Start EXTRACTED ENTRIES
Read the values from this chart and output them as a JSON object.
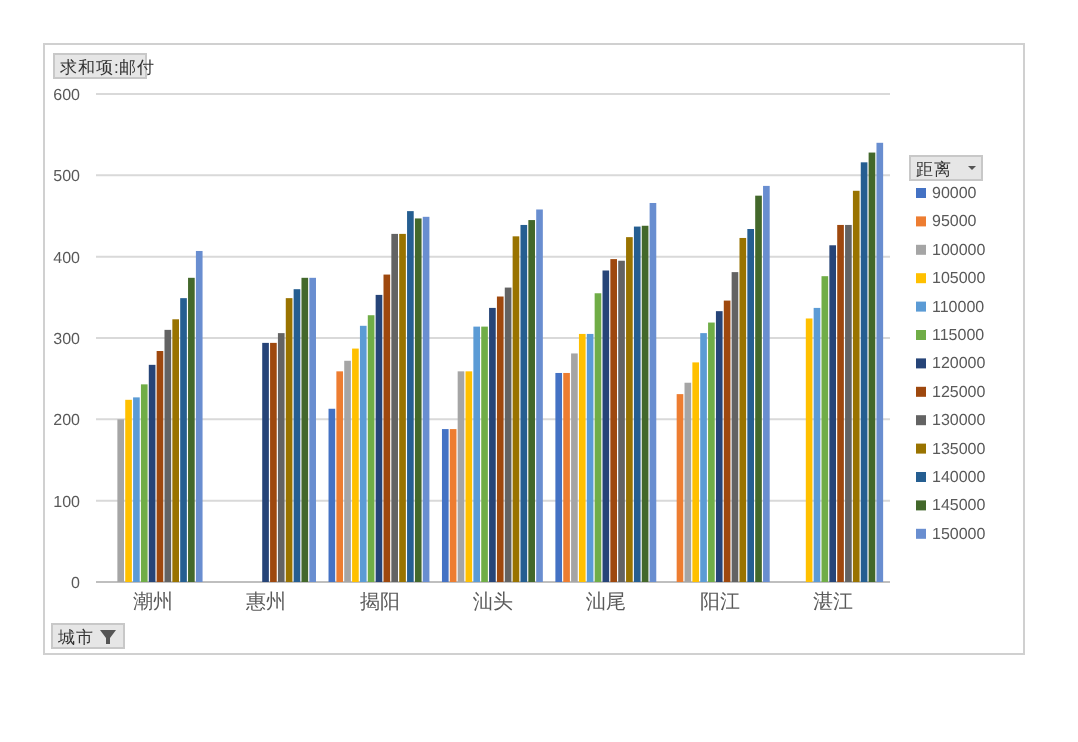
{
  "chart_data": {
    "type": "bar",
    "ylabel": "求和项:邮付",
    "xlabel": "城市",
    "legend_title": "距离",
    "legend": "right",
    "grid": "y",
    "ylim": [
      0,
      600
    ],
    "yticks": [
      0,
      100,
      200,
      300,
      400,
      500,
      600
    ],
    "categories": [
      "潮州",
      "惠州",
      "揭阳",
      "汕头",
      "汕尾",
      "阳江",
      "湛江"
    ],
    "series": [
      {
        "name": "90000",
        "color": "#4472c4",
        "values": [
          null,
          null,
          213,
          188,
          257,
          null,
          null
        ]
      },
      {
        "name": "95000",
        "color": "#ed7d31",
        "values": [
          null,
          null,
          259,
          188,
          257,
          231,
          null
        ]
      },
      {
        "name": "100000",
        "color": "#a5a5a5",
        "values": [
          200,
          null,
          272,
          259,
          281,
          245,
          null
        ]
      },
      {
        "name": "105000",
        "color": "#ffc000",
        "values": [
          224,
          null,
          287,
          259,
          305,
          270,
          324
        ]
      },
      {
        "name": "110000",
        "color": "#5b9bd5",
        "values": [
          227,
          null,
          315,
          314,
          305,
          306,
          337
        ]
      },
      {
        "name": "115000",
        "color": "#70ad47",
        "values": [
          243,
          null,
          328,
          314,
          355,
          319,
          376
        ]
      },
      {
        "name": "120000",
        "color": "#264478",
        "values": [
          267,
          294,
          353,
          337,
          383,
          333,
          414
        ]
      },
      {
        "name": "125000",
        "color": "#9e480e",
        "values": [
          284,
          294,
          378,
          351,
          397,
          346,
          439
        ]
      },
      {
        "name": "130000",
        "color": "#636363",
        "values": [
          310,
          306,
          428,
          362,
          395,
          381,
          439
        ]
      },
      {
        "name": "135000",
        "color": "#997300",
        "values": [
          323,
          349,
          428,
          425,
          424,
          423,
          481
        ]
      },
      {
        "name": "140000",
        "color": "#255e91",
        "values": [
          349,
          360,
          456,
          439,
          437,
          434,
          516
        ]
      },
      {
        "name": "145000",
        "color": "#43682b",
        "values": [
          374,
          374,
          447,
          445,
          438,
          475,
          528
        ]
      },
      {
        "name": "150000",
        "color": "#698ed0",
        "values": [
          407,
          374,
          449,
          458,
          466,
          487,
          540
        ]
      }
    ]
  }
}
End EXTRACTED ENTRIES
Leaving the pictures aside, transcribe the entire listing exactly.

• EXERCISE ANSWER:
Read the values from this chart and output them as a JSON object.
{
  "chart_data": {
    "type": "bar",
    "ylabel": "求和项:邮付",
    "xlabel": "城市",
    "legend_title": "距离",
    "legend": "right",
    "grid": "y",
    "ylim": [
      0,
      600
    ],
    "yticks": [
      0,
      100,
      200,
      300,
      400,
      500,
      600
    ],
    "categories": [
      "潮州",
      "惠州",
      "揭阳",
      "汕头",
      "汕尾",
      "阳江",
      "湛江"
    ],
    "series": [
      {
        "name": "90000",
        "color": "#4472c4",
        "values": [
          null,
          null,
          213,
          188,
          257,
          null,
          null
        ]
      },
      {
        "name": "95000",
        "color": "#ed7d31",
        "values": [
          null,
          null,
          259,
          188,
          257,
          231,
          null
        ]
      },
      {
        "name": "100000",
        "color": "#a5a5a5",
        "values": [
          200,
          null,
          272,
          259,
          281,
          245,
          null
        ]
      },
      {
        "name": "105000",
        "color": "#ffc000",
        "values": [
          224,
          null,
          287,
          259,
          305,
          270,
          324
        ]
      },
      {
        "name": "110000",
        "color": "#5b9bd5",
        "values": [
          227,
          null,
          315,
          314,
          305,
          306,
          337
        ]
      },
      {
        "name": "115000",
        "color": "#70ad47",
        "values": [
          243,
          null,
          328,
          314,
          355,
          319,
          376
        ]
      },
      {
        "name": "120000",
        "color": "#264478",
        "values": [
          267,
          294,
          353,
          337,
          383,
          333,
          414
        ]
      },
      {
        "name": "125000",
        "color": "#9e480e",
        "values": [
          284,
          294,
          378,
          351,
          397,
          346,
          439
        ]
      },
      {
        "name": "130000",
        "color": "#636363",
        "values": [
          310,
          306,
          428,
          362,
          395,
          381,
          439
        ]
      },
      {
        "name": "135000",
        "color": "#997300",
        "values": [
          323,
          349,
          428,
          425,
          424,
          423,
          481
        ]
      },
      {
        "name": "140000",
        "color": "#255e91",
        "values": [
          349,
          360,
          456,
          439,
          437,
          434,
          516
        ]
      },
      {
        "name": "145000",
        "color": "#43682b",
        "values": [
          374,
          374,
          447,
          445,
          438,
          475,
          528
        ]
      },
      {
        "name": "150000",
        "color": "#698ed0",
        "values": [
          407,
          374,
          449,
          458,
          466,
          487,
          540
        ]
      }
    ]
  }
}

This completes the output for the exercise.